Reproduce each line from the records that holds "តរសភ".

** START Dataset records **

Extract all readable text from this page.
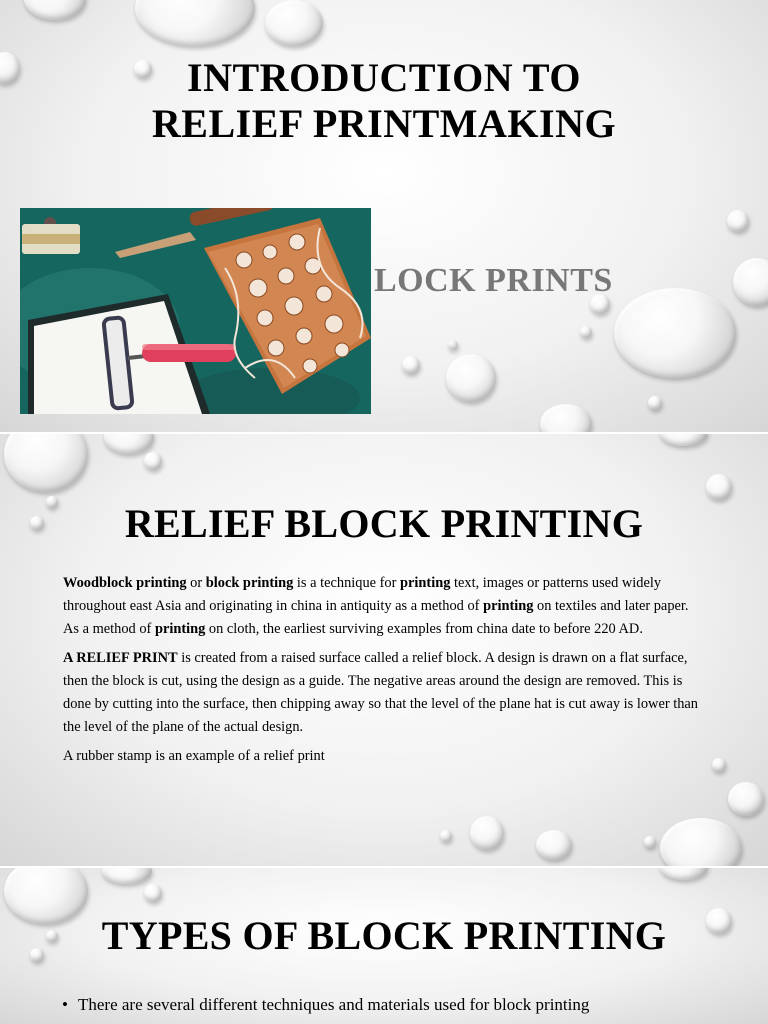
INTRODUCTION TO
RELIEF PRINTMAKING
LOCK PRINTS
RELIEF BLOCK PRINTING

Woodblock printing or block printing is a technique for printing text, images or patterns used widely throughout east Asia and originating in china in antiquity as a method of printing on textiles and later paper. As a method of printing on cloth, the earliest surviving examples from china date to before 220 AD.

A RELIEF PRINT is created from a raised surface called a relief block. A design is drawn on a flat surface, then the block is cut, using the design as a guide. The negative areas around the design are removed. This is done by cutting into the surface, then chipping away so that the level of the plane hat is cut away is lower than the level of the plane of the actual design.

A rubber stamp is an example of a relief print

TYPES OF BLOCK PRINTING
• There are several different techniques and materials used for block printing
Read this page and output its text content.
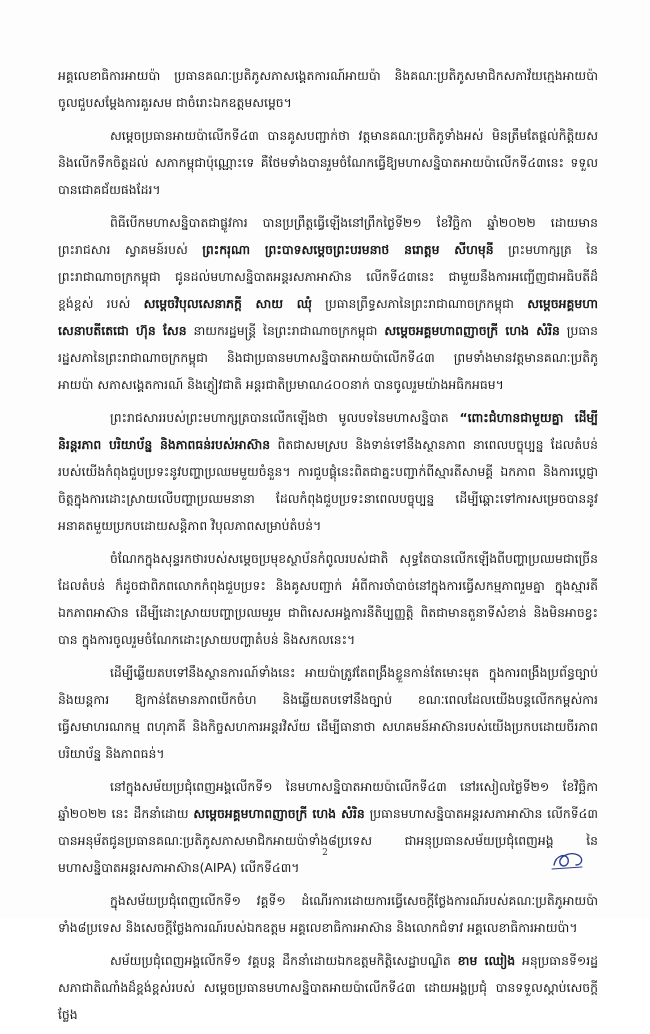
អគ្គលេខាធិការអាយប៉ា ប្រធានគណៈប្រតិភូសភាសង្គេតការណ៍អាយប៉ា និងគណៈប្រតិភូសមាជិកសភាវ័យក្មេងអាយប៉ា ចូលជួបសម្តែងការគួរសម ជាចំរោះឯកឧត្តមសម្តេច។

សម្តេចប្រធានអាយប៉ាលើកទី៤៣ បានគូសបញ្ជាក់ថា វត្តមានគណៈប្រតិភូទាំងអស់ មិនត្រឹមតែផ្តល់កិត្តិយស និងលើកទឹកចិត្តដល់ សភាកម្ពុជាប៉ុណ្ណោះទេ គឺថែមទាំងបានរួមចំណែកធ្វើឱ្យមហាសន្និបាតអាយប៉ាលើកទី៤៣នេះ ទទួលបានជោគជ័យផងដែរ។

ពិធីបើកមហាសន្និបាតជាផ្លូវការ បានប្រព្រឹត្តធ្វើឡើងនៅព្រឹកថ្ងៃទី២១ ខែវិច្ឆិកា ឆ្នាំ២០២២ ដោយមានព្រះរាជសារ ស្វាគមន៍របស់ ព្រះករុណា ព្រះបាទសម្តេចព្រះបរមនាថ នរោត្តម សីហមុនី ព្រះមហាក្សត្រ នៃព្រះរាជាណាចក្រកម្ពុជា ជូនដល់មហាសន្និបាតអន្តរសភាអាស៊ាន លើកទី៤៣នេះ ជាមួយនឹងការអញ្ជើញជាអធិបតីដ៏ខ្ពង់ខ្ពស់ របស់ សម្តេចវិបុលសេនាភក្តី សាយ ឈុំ ប្រធានព្រឹទ្ធសភានៃព្រះរាជាណាចក្រកម្ពុជា សម្តេចអគ្គមហាសេនាបតីតេជោ ហ៊ុន សែន នាយករដ្ឋមន្ត្រី នៃព្រះរាជាណាចក្រកម្ពុជា សម្តេចអគ្គមហាពញាចក្រី ហេង សំរិន ប្រធានរដ្ឋសភានៃព្រះរាជាណាចក្រកម្ពុជា និងជាប្រធានមហាសន្និបាតអាយប៉ាលើកទី៤៣ ព្រមទាំងមានវត្តមានគណៈប្រតិភូអាយប៉ា សភាសង្គេតការណ៍ និងភ្ញៀវជាតិ អន្តរជាតិប្រមាណ៤០០នាក់ បានចូលរួមយ៉ាងអធិកអធម។

ព្រះរាជសាររបស់ព្រះមហាក្សត្របានលើកឡើងថា មូលបទនៃមហាសន្និបាត “ពោះជំហានជាមួយគ្នា ដើម្បីនិរន្តរភាព បរិយាប័ន្ន និងភាពធន់របស់អាស៊ាន ពិតជាសមស្រប និងទាន់ទៅនឹងស្ថានភាព នាពេលបច្ចុប្បន្ន ដែលតំបន់របស់យើងកំពុងជួបប្រទះនូវបញ្ហាប្រឈមមួយចំនួន។ ការជួបផ្តុំនេះពិតជាគ្នះបញ្ជាក់ពីស្មារតីសាមគ្គី ឯកភាព និងការប្តេជ្ញាចិត្តក្នុងការដោះស្រាយលើបញ្ហាប្រឈមនានា ដែលកំពុងជួបប្រទះនាពេលបច្ចុប្បន្ន ដើម្បីឆ្ពោះទៅការសម្រេចបាននូវអនាគតមួយប្រកបដោយសន្តិភាព វិបុលភាពសម្រាប់តំបន់។

ចំណែកក្នុងសុន្ទរកថារបស់សម្តេចប្រមុខស្ថាប័នកំពូលរបស់ជាតិ សុទ្ធតែបានលើកឡើងពីបញ្ហាប្រឈមជាច្រើន ដែលតំបន់ ក៏ដូចជាពិភពលោកកំពុងជួបប្រទះ និងគូសបញ្ជាក់ អំពីការចាំបាច់នៅក្នុងការធ្វើសកម្មភាពរួមគ្នា ក្នុងស្មារតីឯកភាពអាស៊ាន ដើម្បីដោះស្រាយបញ្ហាប្រឈមរួម ជាពិសេសអង្គការនីតិប្បញ្ញត្តិ ពិតជាមានតួនាទីសំខាន់ និងមិនអាចខ្វះបាន ក្នុងការចូលរួមចំណែកដោះស្រាយបញ្ហាតំបន់ និងសកលនេះ។

ដើម្បីឆ្លើយតបទៅនឹងស្ថានការណ៍ទាំងនេះ អាយប៉ាត្រូវតែពង្រឹងខ្លួនកាន់តែមោះមុត ក្នុងការពង្រឹងប្រព័ន្ធច្បាប់ និងយន្តការ ឱ្យកាន់តែមានភាពបើកចំហ និងឆ្លើយតបទៅនឹងច្បាប់ ខណៈពេលដែលយើងបន្តលើកកម្ពស់ការធ្វើសមាហរណកម្ម ពហុភាគី និងកិច្ចសហការអន្តរវិស័យ ដើម្បីធានាថា សហគមន៍អាស៊ានរបស់យើងប្រកបដោយចីរភាព បរិយាប័ន្ន និងភាពធន់។

នៅក្នុងសម័យប្រជុំពេញអង្គលើកទី១ នៃមហាសន្និបាតអាយប៉ាលើកទី៤៣ នៅរសៀលថ្ងៃទី២១ ខែវិច្ឆិកា ឆ្នាំ២០២២ នេះ ដឹកនាំដោយ សម្តេចអគ្គមហាពញាចក្រី ហេង សំរិន ប្រធានមហាសន្និបាតអន្តរសភាអាស៊ាន លើកទី៤៣ បានអនុម័តជូនប្រធានគណៈប្រតិភូសភាសមាជិកអាយប៉ាទាំង៨ប្រទេស ជាអនុប្រធានសម័យប្រជុំពេញអង្គ នៃមហាសន្និបាតអន្តរសភាអាស៊ាន(AIPA) លើកទី៤៣។

ក្នុងសម័យប្រជុំពេញលើកទី១ វគ្គទី១ ដំណើរការដោយការធ្វើសេចក្តីថ្លែងការណ៍របស់គណៈប្រតិភូអាយប៉ាទាំង៨ប្រទេស និងសេចក្តីថ្លែងការណ៍របស់ឯកឧត្តម អគ្គលេខាធិការអាស៊ាន និងលោកជំទាវ អគ្គលេខាធិការអាយប៉ា។

សម័យប្រជុំពេញអង្គលើកទី១ វគ្គបន្ត ដឹកនាំដោយឯកឧត្តមកិត្តិសេដ្ឋាបណ្ឌិត ខាម ឈៀង អនុប្រធានទី១រដ្ឋសភាជាតិណាំងដ៏ខ្ពង់ខ្ពស់របស់ សម្តេចប្រធានមហាសន្និបាតអាយប៉ាលើកទី៤៣ ដោយអង្គប្រជុំ បានទទួលស្តាប់សេចក្តីថ្លែង

2
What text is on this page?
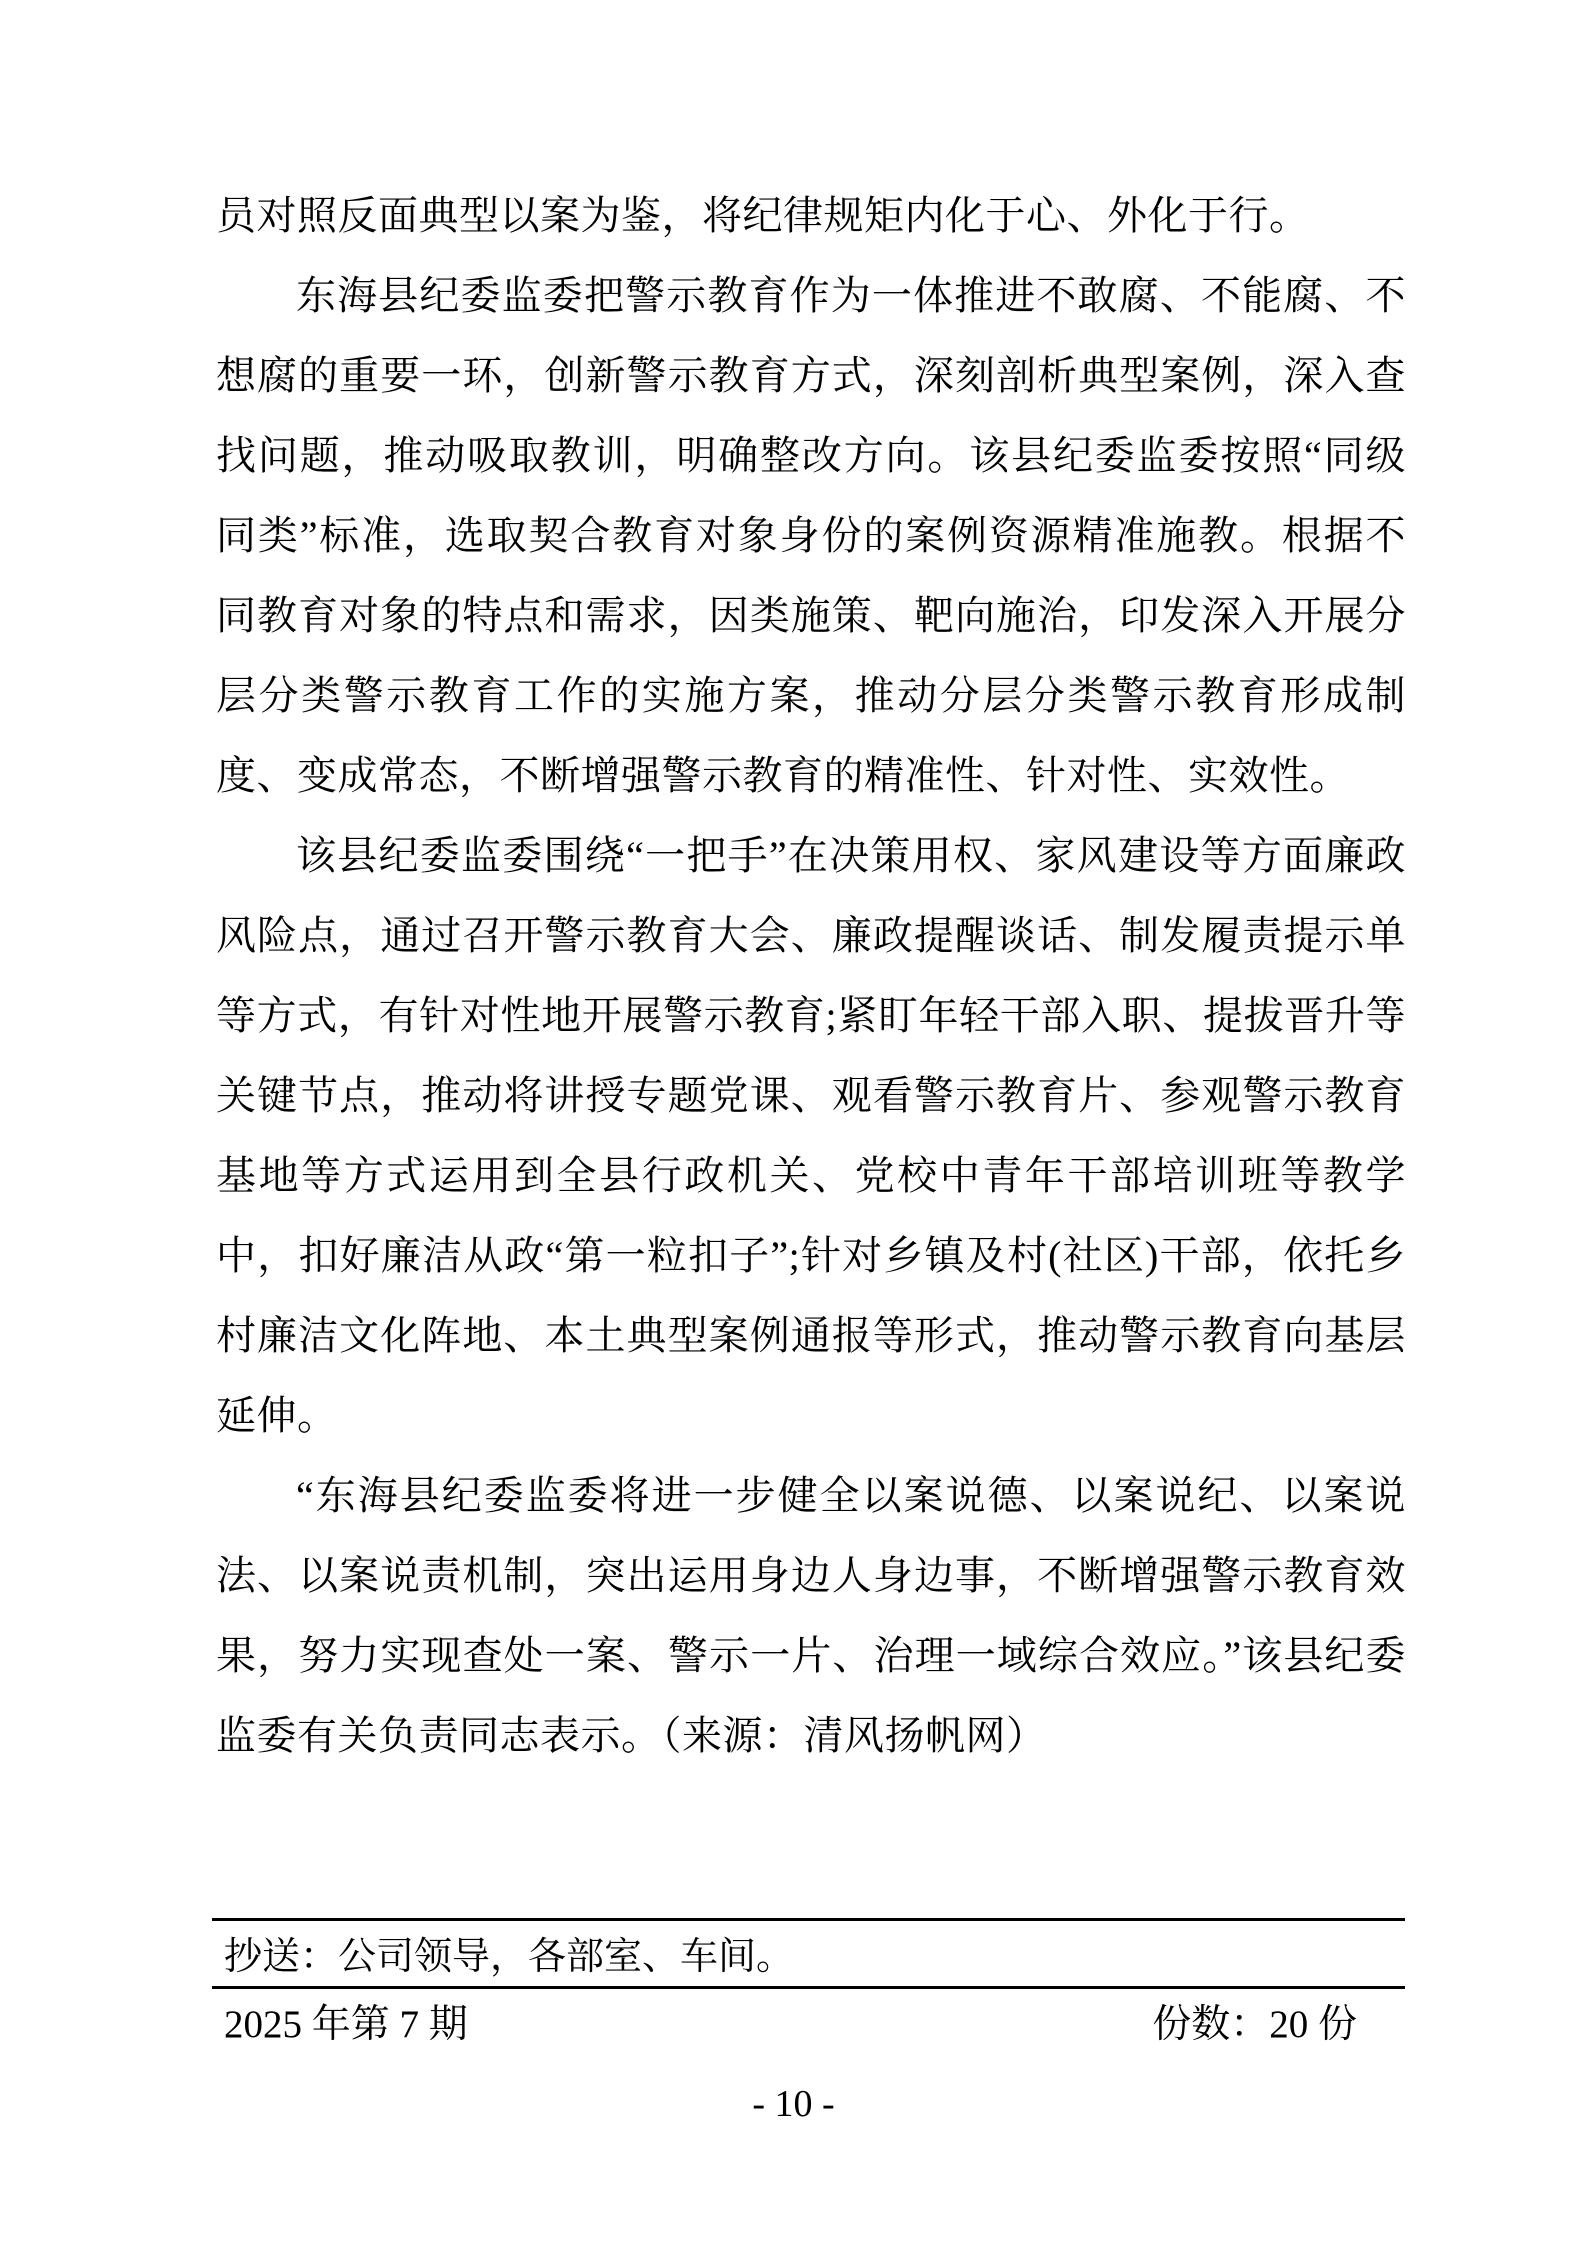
员对照反面典型以案为鉴，将纪律规矩内化于心、外化于行。

东海县纪委监委把警示教育作为一体推进不敢腐、不能腐、不想腐的重要一环，创新警示教育方式，深刻剖析典型案例，深入查找问题，推动吸取教训，明确整改方向。该县纪委监委按照“同级同类”标准，选取契合教育对象身份的案例资源精准施教。根据不同教育对象的特点和需求，因类施策、靶向施治，印发深入开展分层分类警示教育工作的实施方案，推动分层分类警示教育形成制度、变成常态，不断增强警示教育的精准性、针对性、实效性。

该县纪委监委围绕“一把手”在决策用权、家风建设等方面廉政风险点，通过召开警示教育大会、廉政提醒谈话、制发履责提示单等方式，有针对性地开展警示教育;紧盯年轻干部入职、提拔晋升等关键节点，推动将讲授专题党课、观看警示教育片、参观警示教育基地等方式运用到全县行政机关、党校中青年干部培训班等教学中，扣好廉洁从政“第一粒扣子”;针对乡镇及村(社区)干部，依托乡村廉洁文化阵地、本土典型案例通报等形式，推动警示教育向基层延伸。

“东海县纪委监委将进一步健全以案说德、以案说纪、以案说法、以案说责机制，突出运用身边人身边事，不断增强警示教育效果，努力实现查处一案、警示一片、治理一域综合效应。”该县纪委监委有关负责同志表示。（来源：清风扬帆网）

抄送：公司领导，各部室、车间。
2025 年第 7 期	份数：20 份
- 10 -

** END Dataset records **

Correct answer:
ពិធីបើកមហាសន្និបាតជាផ្លូវការ បានប្រព្រឹត្តធ្វើឡើងនៅព្រឹកថ្ងៃទី២១ ខែវិច្ឆិកា ឆ្នាំ២០២២ ដោយមានព្រះរាជសារ ស្វាគមន៍របស់ ព្រះករុណា ព្រះបាទសម្តេចព្រះបរមនាថ នរោត្តម សីហមុនី ព្រះមហាក្សត្រ នៃព្រះរាជាណាចក្រកម្ពុជា ជូនដល់មហាសន្និបាតអន្តរសភាអាស៊ាន លើកទី៤៣នេះ ជាមួយនឹងការអញ្ជើញជាអធិបតីដ៏ខ្ពង់ខ្ពស់ របស់ សម្តេចវិបុលសេនាភក្តី សាយ ឈុំ ប្រធានព្រឹទ្ធសភានៃព្រះរាជាណាចក្រកម្ពុជា សម្តេចអគ្គមហាសេនាបតីតេជោ ហ៊ុន សែន នាយករដ្ឋមន្ត្រី នៃព្រះរាជាណាចក្រកម្ពុជា សម្តេចអគ្គមហាពញាចក្រី ហេង សំរិន ប្រធានរដ្ឋសភានៃព្រះរាជាណាចក្រកម្ពុជា និងជាប្រធានមហាសន្និបាតអាយប៉ាលើកទី៤៣ ព្រមទាំងមានវត្តមានគណៈប្រតិភូអាយប៉ា សភាសង្គេតការណ៍ និងភ្ញៀវជាតិ អន្តរជាតិប្រមាណ៤០០នាក់ បានចូលរួមយ៉ាងអធិកអធម។
នៅក្នុងសម័យប្រជុំពេញអង្គលើកទី១ នៃមហាសន្និបាតអាយប៉ាលើកទី៤៣ នៅរសៀលថ្ងៃទី២១ ខែវិច្ឆិកា ឆ្នាំ២០២២ នេះ ដឹកនាំដោយ សម្តេចអគ្គមហាពញាចក្រី ហេង សំរិន ប្រធានមហាសន្និបាតអន្តរសភាអាស៊ាន លើកទី៤៣ បានអនុម័តជូនប្រធានគណៈប្រតិភូសភាសមាជិកអាយប៉ាទាំង៨ប្រទេស ជាអនុប្រធានសម័យប្រជុំពេញអង្គ នៃមហាសន្និបាតអន្តរសភាអាស៊ាន(AIPA) លើកទី៤៣។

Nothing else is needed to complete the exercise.